Rows from a dataset
_ _ _ _ _

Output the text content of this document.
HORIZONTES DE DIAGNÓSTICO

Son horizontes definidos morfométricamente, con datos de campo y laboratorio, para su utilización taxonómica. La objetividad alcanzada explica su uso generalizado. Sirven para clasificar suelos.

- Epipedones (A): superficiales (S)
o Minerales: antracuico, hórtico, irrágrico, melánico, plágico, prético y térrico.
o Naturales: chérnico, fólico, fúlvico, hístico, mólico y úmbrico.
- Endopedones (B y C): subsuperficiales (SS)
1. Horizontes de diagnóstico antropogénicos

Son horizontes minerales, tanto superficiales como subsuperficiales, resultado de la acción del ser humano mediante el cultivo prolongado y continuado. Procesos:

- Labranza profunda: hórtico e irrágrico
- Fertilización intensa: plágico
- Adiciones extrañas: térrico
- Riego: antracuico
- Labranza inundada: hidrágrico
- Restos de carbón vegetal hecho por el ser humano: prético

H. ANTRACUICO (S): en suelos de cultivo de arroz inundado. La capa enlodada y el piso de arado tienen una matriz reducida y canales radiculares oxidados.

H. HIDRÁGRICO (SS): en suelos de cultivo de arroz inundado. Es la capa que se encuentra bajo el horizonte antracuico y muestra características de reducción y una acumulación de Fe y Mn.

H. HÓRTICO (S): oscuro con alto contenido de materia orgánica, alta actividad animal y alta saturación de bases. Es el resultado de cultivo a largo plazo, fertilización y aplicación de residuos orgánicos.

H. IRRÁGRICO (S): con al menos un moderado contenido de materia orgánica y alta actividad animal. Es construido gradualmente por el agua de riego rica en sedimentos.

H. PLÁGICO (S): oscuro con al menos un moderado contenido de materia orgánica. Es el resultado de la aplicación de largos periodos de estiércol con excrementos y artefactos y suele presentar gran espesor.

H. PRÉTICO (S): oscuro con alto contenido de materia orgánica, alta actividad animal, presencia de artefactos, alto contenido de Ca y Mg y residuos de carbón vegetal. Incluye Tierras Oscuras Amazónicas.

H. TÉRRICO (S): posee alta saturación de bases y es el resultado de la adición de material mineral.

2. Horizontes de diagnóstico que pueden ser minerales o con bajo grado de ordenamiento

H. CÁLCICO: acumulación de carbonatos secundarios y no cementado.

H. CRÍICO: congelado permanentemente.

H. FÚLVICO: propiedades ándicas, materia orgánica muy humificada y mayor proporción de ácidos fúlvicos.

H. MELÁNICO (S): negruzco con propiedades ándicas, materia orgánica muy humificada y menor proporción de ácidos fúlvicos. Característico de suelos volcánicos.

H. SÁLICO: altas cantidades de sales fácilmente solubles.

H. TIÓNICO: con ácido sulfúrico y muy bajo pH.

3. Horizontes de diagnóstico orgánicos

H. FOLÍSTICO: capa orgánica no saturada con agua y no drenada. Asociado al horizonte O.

_ _ _ _ _

### [GOAL OF THE EXERCISE]
Find each line in the records holding the string "humano" and show it.

### [SOLUTION TO THIS TASK]
Son horizontes minerales, tanto superficiales como subsuperficiales, resultado de la acción del ser humano mediante el cultivo prolongado y continuado. Procesos:
- Restos de carbón vegetal hecho por el ser humano: prético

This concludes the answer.